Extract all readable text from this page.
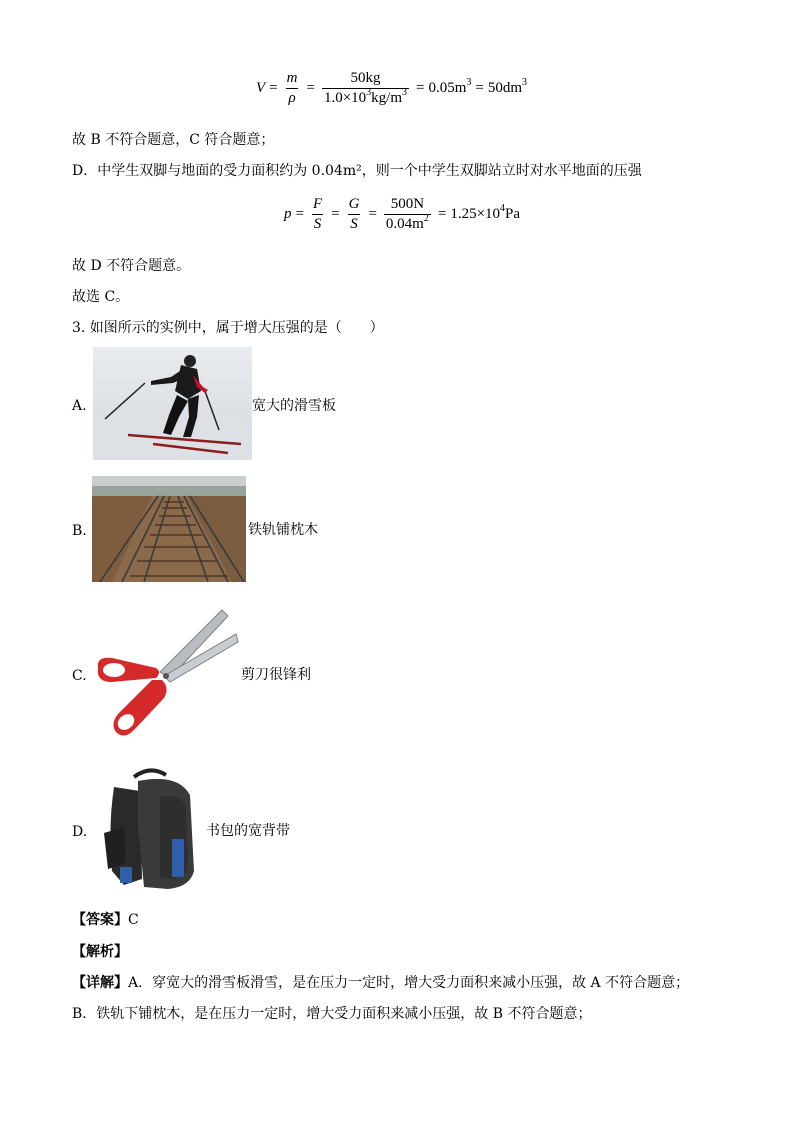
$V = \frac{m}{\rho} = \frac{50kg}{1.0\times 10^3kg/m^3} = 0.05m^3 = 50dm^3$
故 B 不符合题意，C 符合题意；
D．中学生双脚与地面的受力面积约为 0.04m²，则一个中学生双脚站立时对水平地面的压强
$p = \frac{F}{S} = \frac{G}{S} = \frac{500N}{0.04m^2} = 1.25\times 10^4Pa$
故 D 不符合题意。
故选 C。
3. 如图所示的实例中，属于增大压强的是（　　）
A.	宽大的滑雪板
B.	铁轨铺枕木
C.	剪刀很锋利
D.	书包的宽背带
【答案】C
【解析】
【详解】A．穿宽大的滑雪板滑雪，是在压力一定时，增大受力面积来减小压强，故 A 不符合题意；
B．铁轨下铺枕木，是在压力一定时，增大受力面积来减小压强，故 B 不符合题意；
_____
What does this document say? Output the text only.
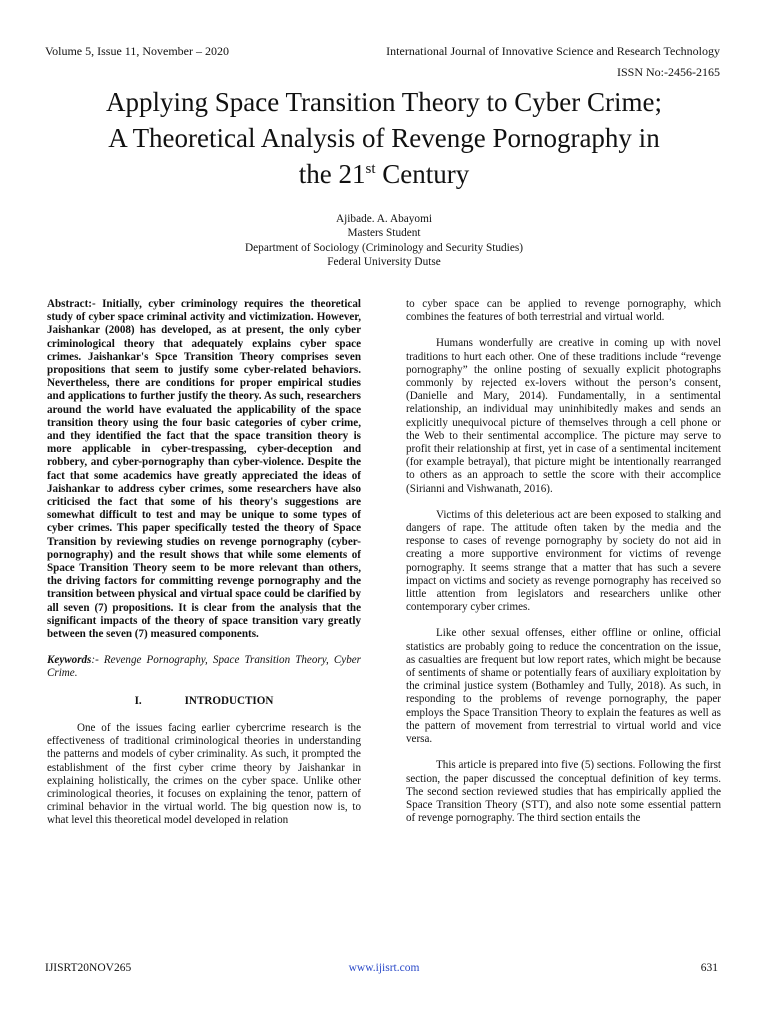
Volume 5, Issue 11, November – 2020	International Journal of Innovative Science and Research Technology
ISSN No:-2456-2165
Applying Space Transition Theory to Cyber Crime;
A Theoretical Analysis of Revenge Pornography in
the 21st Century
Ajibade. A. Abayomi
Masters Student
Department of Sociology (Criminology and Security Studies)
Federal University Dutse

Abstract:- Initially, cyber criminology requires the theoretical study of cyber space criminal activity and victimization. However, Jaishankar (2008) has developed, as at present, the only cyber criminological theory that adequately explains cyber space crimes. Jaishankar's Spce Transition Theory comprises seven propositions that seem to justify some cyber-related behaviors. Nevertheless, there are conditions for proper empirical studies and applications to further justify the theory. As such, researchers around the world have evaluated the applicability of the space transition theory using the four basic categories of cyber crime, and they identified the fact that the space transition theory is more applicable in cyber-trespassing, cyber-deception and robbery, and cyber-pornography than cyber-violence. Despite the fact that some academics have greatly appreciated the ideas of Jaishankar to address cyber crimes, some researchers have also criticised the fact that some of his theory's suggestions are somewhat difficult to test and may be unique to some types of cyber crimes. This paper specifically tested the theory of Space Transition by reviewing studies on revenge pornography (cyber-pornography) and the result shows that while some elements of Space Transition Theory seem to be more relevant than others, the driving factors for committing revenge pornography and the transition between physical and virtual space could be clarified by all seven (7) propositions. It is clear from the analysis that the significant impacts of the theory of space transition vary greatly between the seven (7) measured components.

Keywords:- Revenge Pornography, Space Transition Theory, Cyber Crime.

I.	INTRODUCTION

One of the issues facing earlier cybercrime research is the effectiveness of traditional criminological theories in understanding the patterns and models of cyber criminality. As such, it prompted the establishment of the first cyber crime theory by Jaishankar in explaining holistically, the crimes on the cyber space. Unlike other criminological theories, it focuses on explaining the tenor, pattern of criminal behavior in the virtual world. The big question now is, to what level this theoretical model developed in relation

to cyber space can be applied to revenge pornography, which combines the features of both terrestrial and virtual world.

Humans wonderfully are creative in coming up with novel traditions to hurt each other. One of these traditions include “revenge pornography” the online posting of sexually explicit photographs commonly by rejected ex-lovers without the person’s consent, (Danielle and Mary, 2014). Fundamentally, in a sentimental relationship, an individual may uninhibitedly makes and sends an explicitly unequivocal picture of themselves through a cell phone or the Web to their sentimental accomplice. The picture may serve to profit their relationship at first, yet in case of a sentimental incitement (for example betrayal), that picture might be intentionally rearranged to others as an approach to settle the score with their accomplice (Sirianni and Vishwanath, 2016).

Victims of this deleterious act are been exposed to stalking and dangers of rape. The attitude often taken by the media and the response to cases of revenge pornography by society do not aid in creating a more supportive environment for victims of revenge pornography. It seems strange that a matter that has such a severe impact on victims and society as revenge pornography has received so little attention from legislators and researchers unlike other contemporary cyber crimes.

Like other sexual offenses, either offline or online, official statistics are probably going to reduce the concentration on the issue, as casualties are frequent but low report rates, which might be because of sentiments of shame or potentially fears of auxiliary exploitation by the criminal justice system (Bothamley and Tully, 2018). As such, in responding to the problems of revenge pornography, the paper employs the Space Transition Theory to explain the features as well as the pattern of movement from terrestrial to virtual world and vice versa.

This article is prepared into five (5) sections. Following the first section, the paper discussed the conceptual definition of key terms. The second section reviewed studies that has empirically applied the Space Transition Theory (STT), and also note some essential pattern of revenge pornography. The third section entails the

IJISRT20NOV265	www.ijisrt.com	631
_____
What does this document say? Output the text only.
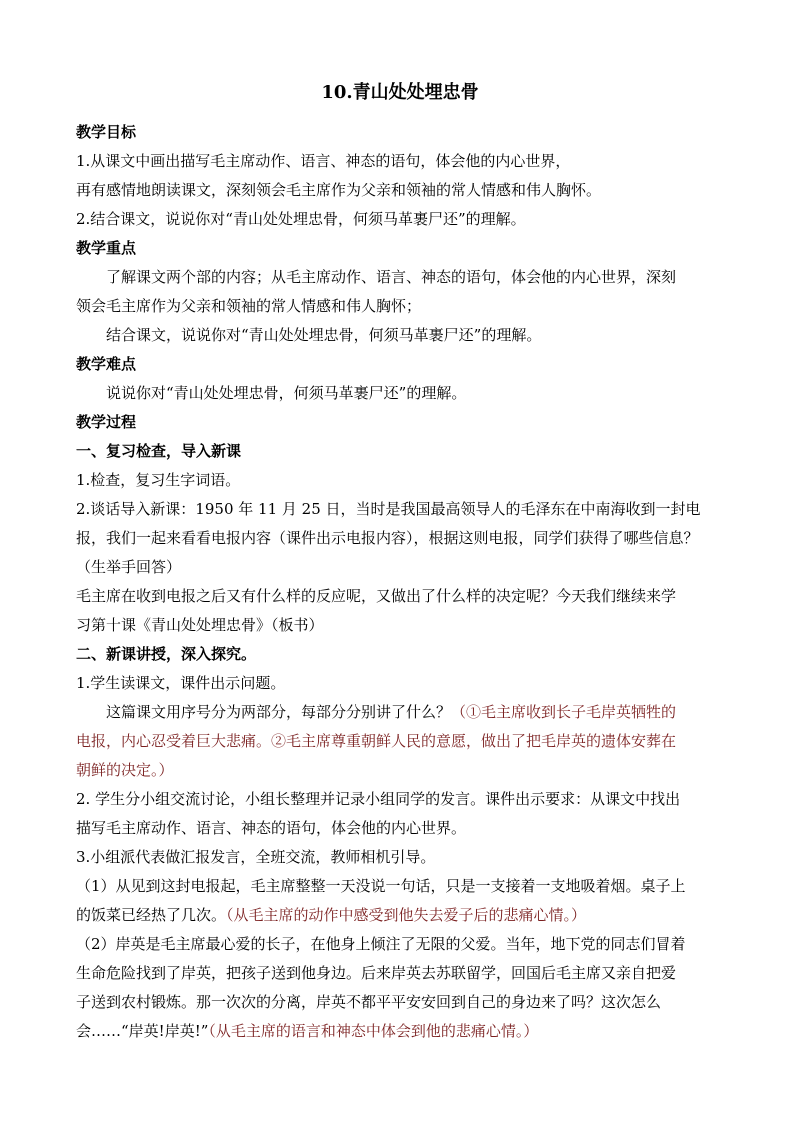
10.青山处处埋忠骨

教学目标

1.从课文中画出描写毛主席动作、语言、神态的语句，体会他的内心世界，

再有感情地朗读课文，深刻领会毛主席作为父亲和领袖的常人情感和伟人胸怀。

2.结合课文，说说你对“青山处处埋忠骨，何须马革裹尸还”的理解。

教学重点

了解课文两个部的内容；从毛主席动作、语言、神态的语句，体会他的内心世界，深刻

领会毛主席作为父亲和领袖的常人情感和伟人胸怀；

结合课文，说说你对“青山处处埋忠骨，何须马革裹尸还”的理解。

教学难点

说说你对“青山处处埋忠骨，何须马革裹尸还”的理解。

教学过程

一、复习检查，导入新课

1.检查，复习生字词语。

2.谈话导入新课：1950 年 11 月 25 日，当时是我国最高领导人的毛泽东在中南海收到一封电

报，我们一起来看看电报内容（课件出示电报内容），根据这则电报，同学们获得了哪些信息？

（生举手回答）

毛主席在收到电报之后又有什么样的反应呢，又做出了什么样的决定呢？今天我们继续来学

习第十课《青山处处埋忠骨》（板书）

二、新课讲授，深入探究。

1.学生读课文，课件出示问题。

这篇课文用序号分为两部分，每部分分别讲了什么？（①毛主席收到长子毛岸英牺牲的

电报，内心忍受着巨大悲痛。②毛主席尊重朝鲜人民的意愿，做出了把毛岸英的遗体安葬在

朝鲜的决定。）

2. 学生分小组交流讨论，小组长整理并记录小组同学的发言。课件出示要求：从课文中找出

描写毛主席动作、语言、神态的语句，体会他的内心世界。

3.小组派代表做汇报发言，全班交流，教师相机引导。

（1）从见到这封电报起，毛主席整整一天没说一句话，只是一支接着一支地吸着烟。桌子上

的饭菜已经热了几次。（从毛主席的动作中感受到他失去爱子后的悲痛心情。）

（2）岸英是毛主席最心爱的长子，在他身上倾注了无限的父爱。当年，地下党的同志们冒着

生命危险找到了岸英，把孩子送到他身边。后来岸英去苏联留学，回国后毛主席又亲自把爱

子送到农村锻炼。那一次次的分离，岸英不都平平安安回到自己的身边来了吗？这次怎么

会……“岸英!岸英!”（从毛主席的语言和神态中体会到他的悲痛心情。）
_____
■ **Goal of the exercise**
Copy, from the material, each line that holds the string "结合课文".

■ **Response to the task**
2.结合课文，说说你对“青山处处埋忠骨，何须马革裹尸还”的理解。
结合课文，说说你对“青山处处埋忠骨，何须马革裹尸还”的理解。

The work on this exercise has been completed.